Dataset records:
>> START
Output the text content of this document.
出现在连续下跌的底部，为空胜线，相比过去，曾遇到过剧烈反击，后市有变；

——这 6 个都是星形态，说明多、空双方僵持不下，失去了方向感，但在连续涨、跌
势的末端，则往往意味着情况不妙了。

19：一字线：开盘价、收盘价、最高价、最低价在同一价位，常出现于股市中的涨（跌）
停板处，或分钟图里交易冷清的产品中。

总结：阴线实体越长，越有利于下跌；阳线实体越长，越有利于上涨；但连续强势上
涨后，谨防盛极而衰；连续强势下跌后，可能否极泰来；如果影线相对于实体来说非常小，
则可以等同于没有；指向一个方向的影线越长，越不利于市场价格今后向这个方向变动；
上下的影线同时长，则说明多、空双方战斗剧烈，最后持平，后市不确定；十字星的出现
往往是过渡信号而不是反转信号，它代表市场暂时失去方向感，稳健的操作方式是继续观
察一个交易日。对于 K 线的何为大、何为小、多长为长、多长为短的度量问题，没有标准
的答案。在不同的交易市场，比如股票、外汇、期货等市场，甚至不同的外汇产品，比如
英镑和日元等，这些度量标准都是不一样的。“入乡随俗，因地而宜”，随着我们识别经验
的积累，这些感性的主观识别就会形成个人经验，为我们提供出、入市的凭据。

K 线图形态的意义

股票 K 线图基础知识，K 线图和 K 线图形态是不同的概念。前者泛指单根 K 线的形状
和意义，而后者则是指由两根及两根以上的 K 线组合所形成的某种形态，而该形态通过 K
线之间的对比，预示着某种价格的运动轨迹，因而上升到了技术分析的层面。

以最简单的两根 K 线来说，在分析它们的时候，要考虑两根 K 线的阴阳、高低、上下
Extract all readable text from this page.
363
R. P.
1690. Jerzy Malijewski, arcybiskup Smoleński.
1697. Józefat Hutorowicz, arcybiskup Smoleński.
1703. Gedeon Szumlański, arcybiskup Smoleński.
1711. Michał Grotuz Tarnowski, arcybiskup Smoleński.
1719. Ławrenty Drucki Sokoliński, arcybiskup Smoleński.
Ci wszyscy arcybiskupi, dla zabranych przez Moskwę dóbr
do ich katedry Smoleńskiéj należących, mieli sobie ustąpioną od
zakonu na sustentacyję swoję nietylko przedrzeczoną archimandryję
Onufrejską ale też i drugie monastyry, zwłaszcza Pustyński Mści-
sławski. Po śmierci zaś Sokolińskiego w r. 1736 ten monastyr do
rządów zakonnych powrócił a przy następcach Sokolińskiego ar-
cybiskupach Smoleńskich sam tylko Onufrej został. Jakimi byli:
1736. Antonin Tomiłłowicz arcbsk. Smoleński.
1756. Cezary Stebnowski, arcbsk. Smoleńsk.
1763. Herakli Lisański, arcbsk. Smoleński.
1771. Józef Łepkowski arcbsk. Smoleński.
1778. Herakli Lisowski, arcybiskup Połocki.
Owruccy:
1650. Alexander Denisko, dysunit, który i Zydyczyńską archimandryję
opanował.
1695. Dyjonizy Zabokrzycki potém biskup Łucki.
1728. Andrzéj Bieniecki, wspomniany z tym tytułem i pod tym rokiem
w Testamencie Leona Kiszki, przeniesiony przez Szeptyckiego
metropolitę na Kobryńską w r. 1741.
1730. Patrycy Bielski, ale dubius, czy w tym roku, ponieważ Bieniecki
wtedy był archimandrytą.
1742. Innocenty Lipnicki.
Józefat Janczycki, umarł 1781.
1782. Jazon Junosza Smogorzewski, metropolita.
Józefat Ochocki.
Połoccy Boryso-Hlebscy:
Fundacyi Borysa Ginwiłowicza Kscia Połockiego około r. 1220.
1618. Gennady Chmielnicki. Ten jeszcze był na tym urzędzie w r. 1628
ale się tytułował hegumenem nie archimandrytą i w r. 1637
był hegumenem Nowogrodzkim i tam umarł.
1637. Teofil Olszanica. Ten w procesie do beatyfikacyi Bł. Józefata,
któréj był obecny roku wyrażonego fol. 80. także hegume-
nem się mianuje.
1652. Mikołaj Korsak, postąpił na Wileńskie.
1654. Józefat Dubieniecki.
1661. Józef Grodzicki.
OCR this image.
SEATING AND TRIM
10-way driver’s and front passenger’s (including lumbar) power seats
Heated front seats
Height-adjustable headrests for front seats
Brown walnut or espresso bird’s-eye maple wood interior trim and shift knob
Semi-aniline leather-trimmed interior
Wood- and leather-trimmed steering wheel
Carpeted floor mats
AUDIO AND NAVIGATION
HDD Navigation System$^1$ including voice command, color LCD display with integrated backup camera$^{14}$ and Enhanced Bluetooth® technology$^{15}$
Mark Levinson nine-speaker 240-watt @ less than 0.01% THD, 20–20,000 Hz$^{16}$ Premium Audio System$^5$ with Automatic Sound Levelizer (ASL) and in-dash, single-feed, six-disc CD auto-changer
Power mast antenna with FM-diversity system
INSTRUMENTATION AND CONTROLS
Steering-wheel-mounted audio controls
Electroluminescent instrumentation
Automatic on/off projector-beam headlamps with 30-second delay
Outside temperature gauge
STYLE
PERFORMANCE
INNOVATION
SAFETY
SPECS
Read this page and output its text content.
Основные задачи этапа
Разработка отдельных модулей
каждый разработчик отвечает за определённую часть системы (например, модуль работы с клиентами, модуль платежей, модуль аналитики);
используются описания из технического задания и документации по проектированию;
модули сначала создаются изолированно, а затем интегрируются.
>> END
WRITTEN TASK: Without leaving anything out, quote all the data.

TASK OUTPUT:
Output the text content of this document.
出现在连续下跌的底部，为空胜线，相比过去，曾遇到过剧烈反击，后市有变；

——这 6 个都是星形态，说明多、空双方僵持不下，失去了方向感，但在连续涨、跌
势的末端，则往往意味着情况不妙了。

19：一字线：开盘价、收盘价、最高价、最低价在同一价位，常出现于股市中的涨（跌）
停板处，或分钟图里交易冷清的产品中。

总结：阴线实体越长，越有利于下跌；阳线实体越长，越有利于上涨；但连续强势上
涨后，谨防盛极而衰；连续强势下跌后，可能否极泰来；如果影线相对于实体来说非常小，
则可以等同于没有；指向一个方向的影线越长，越不利于市场价格今后向这个方向变动；
上下的影线同时长，则说明多、空双方战斗剧烈，最后持平，后市不确定；十字星的出现
往往是过渡信号而不是反转信号，它代表市场暂时失去方向感，稳健的操作方式是继续观
察一个交易日。对于 K 线的何为大、何为小、多长为长、多长为短的度量问题，没有标准
的答案。在不同的交易市场，比如股票、外汇、期货等市场，甚至不同的外汇产品，比如
英镑和日元等，这些度量标准都是不一样的。“入乡随俗，因地而宜”，随着我们识别经验
的积累，这些感性的主观识别就会形成个人经验，为我们提供出、入市的凭据。

K 线图形态的意义

股票 K 线图基础知识，K 线图和 K 线图形态是不同的概念。前者泛指单根 K 线的形状
和意义，而后者则是指由两根及两根以上的 K 线组合所形成的某种形态，而该形态通过 K
线之间的对比，预示着某种价格的运动轨迹，因而上升到了技术分析的层面。

以最简单的两根 K 线来说，在分析它们的时候，要考虑两根 K 线的阴阳、高低、上下
Extract all readable text from this page.
363
R. P.
1690. Jerzy Malijewski, arcybiskup Smoleński.
1697. Józefat Hutorowicz, arcybiskup Smoleński.
1703. Gedeon Szumlański, arcybiskup Smoleński.
1711. Michał Grotuz Tarnowski, arcybiskup Smoleński.
1719. Ławrenty Drucki Sokoliński, arcybiskup Smoleński.
Ci wszyscy arcybiskupi, dla zabranych przez Moskwę dóbr
do ich katedry Smoleńskiéj należących, mieli sobie ustąpioną od
zakonu na sustentacyję swoję nietylko przedrzeczoną archimandryję
Onufrejską ale też i drugie monastyry, zwłaszcza Pustyński Mści-
sławski. Po śmierci zaś Sokolińskiego w r. 1736 ten monastyr do
rządów zakonnych powrócił a przy następcach Sokolińskiego ar-
cybiskupach Smoleńskich sam tylko Onufrej został. Jakimi byli:
1736. Antonin Tomiłłowicz arcbsk. Smoleński.
1756. Cezary Stebnowski, arcbsk. Smoleńsk.
1763. Herakli Lisański, arcbsk. Smoleński.
1771. Józef Łepkowski arcbsk. Smoleński.
1778. Herakli Lisowski, arcybiskup Połocki.
Owruccy:
1650. Alexander Denisko, dysunit, który i Zydyczyńską archimandryję
opanował.
1695. Dyjonizy Zabokrzycki potém biskup Łucki.
1728. Andrzéj Bieniecki, wspomniany z tym tytułem i pod tym rokiem
w Testamencie Leona Kiszki, przeniesiony przez Szeptyckiego
metropolitę na Kobryńską w r. 1741.
1730. Patrycy Bielski, ale dubius, czy w tym roku, ponieważ Bieniecki
wtedy był archimandrytą.
1742. Innocenty Lipnicki.
Józefat Janczycki, umarł 1781.
1782. Jazon Junosza Smogorzewski, metropolita.
Józefat Ochocki.
Połoccy Boryso-Hlebscy:
Fundacyi Borysa Ginwiłowicza Kscia Połockiego około r. 1220.
1618. Gennady Chmielnicki. Ten jeszcze był na tym urzędzie w r. 1628
ale się tytułował hegumenem nie archimandrytą i w r. 1637
był hegumenem Nowogrodzkim i tam umarł.
1637. Teofil Olszanica. Ten w procesie do beatyfikacyi Bł. Józefata,
któréj był obecny roku wyrażonego fol. 80. także hegume-
nem się mianuje.
1652. Mikołaj Korsak, postąpił na Wileńskie.
1654. Józefat Dubieniecki.
1661. Józef Grodzicki.
OCR this image.
SEATING AND TRIM
10-way driver’s and front passenger’s (including lumbar) power seats
Heated front seats
Height-adjustable headrests for front seats
Brown walnut or espresso bird’s-eye maple wood interior trim and shift knob
Semi-aniline leather-trimmed interior
Wood- and leather-trimmed steering wheel
Carpeted floor mats
AUDIO AND NAVIGATION
HDD Navigation System$^1$ including voice command, color LCD display with integrated backup camera$^{14}$ and Enhanced Bluetooth® technology$^{15}$
Mark Levinson nine-speaker 240-watt @ less than 0.01% THD, 20–20,000 Hz$^{16}$ Premium Audio System$^5$ with Automatic Sound Levelizer (ASL) and in-dash, single-feed, six-disc CD auto-changer
Power mast antenna with FM-diversity system
INSTRUMENTATION AND CONTROLS
Steering-wheel-mounted audio controls
Electroluminescent instrumentation
Automatic on/off projector-beam headlamps with 30-second delay
Outside temperature gauge
STYLE
PERFORMANCE
INNOVATION
SAFETY
SPECS
Read this page and output its text content.
Основные задачи этапа
Разработка отдельных модулей
каждый разработчик отвечает за определённую часть системы (например, модуль работы с клиентами, модуль платежей, модуль аналитики);
используются описания из технического задания и документации по проектированию;
модули сначала создаются изолированно, а затем интегрируются.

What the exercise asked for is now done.